## Aim of the task
What number of lines contain the word "that"? Reply with the number and nothing else.
========================================
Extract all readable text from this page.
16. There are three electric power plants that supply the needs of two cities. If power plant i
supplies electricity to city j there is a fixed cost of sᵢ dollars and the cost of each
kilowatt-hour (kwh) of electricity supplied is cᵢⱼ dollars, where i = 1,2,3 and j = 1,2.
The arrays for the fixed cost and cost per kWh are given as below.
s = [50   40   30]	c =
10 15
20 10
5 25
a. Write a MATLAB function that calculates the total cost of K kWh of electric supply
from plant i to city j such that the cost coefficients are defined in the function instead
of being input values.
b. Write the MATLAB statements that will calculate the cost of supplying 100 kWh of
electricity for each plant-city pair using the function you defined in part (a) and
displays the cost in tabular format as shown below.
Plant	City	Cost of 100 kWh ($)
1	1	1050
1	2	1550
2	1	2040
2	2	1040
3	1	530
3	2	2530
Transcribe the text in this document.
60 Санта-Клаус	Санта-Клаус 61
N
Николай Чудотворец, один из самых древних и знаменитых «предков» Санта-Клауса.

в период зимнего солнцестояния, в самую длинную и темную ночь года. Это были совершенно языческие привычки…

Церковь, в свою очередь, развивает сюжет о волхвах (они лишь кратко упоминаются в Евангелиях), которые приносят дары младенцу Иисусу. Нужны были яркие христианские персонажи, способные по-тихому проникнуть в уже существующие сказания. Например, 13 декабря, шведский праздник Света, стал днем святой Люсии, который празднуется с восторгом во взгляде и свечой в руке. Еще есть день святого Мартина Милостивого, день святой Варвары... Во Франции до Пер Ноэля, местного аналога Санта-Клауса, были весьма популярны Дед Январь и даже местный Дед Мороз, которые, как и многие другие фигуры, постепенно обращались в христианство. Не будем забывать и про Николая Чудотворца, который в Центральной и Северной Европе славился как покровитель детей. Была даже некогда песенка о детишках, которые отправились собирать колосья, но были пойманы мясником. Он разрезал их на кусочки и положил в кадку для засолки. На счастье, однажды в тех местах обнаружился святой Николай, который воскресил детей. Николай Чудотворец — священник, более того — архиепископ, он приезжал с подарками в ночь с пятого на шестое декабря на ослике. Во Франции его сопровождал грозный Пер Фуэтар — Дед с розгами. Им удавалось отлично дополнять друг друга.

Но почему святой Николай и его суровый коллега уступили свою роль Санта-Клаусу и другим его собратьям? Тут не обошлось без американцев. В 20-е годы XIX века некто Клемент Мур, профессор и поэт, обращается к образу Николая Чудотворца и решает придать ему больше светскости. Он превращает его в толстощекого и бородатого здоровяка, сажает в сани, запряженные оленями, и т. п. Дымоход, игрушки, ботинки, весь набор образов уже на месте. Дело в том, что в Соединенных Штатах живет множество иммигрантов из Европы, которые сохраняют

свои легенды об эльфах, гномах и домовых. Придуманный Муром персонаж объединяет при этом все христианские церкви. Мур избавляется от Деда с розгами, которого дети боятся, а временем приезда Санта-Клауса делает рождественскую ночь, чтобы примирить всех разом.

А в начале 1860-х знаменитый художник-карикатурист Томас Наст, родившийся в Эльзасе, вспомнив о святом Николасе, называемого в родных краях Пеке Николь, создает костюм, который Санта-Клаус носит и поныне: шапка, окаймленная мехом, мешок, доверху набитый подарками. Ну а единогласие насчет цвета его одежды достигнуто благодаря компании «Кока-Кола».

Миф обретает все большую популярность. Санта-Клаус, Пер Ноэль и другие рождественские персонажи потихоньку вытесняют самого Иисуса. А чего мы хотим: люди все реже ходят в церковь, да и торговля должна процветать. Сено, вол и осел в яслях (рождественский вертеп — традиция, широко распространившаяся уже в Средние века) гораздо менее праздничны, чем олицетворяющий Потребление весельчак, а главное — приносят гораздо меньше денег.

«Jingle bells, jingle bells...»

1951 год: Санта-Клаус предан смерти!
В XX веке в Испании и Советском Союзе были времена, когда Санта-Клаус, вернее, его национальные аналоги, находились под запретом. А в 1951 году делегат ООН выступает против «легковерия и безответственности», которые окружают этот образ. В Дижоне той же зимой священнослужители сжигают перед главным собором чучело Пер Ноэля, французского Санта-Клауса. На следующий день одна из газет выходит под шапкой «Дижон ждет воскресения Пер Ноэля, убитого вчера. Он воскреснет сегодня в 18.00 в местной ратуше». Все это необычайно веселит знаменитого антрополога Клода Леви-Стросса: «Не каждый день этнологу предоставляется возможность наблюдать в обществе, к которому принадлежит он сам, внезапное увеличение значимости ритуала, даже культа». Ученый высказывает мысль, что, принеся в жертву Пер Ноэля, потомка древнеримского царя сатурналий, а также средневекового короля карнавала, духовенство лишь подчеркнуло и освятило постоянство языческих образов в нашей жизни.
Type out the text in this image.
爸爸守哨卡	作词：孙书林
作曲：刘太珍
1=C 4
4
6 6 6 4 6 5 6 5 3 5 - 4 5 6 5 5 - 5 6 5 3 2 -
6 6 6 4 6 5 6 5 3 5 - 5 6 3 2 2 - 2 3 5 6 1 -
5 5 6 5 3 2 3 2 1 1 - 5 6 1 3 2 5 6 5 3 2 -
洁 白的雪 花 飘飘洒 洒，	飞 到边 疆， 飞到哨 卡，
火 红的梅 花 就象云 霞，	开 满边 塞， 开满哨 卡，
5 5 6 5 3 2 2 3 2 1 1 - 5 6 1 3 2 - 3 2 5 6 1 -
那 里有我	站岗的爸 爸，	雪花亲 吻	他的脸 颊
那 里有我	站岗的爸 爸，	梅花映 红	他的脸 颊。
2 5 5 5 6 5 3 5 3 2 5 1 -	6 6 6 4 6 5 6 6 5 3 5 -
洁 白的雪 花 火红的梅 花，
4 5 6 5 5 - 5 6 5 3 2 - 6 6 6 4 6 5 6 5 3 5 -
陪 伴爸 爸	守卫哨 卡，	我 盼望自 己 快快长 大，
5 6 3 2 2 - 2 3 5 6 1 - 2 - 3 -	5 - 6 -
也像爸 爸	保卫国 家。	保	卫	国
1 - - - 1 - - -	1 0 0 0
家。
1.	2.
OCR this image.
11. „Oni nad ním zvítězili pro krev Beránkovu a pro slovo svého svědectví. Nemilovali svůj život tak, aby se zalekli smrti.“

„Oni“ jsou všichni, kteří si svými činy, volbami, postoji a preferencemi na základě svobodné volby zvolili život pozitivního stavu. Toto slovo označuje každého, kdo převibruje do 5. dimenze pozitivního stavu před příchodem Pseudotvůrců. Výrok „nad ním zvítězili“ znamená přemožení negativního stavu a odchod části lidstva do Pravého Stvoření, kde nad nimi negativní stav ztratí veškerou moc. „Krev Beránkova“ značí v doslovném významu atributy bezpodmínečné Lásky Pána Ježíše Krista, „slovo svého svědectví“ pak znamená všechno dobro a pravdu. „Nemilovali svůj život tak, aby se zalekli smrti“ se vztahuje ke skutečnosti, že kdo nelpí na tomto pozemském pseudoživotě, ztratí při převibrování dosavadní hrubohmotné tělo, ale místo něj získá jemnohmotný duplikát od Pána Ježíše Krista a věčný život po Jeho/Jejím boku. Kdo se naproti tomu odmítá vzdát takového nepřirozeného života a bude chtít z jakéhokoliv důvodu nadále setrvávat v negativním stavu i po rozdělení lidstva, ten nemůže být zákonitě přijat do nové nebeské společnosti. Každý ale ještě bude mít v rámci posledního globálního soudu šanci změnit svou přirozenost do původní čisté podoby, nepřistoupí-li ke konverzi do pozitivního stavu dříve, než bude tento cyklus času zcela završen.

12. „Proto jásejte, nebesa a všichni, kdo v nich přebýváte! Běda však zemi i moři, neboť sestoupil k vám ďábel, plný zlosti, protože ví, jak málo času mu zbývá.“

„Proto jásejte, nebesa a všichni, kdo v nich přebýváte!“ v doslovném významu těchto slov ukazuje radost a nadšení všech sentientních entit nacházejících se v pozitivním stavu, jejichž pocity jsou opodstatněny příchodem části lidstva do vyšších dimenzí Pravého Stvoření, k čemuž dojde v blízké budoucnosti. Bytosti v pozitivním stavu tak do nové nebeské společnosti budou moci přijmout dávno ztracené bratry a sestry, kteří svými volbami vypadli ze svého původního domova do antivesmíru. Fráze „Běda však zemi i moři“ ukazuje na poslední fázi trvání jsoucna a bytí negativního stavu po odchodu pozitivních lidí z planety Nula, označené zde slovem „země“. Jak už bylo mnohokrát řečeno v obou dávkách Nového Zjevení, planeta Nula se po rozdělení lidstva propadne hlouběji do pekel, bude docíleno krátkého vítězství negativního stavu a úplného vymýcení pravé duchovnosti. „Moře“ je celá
========================================
## Answer to the exercise
4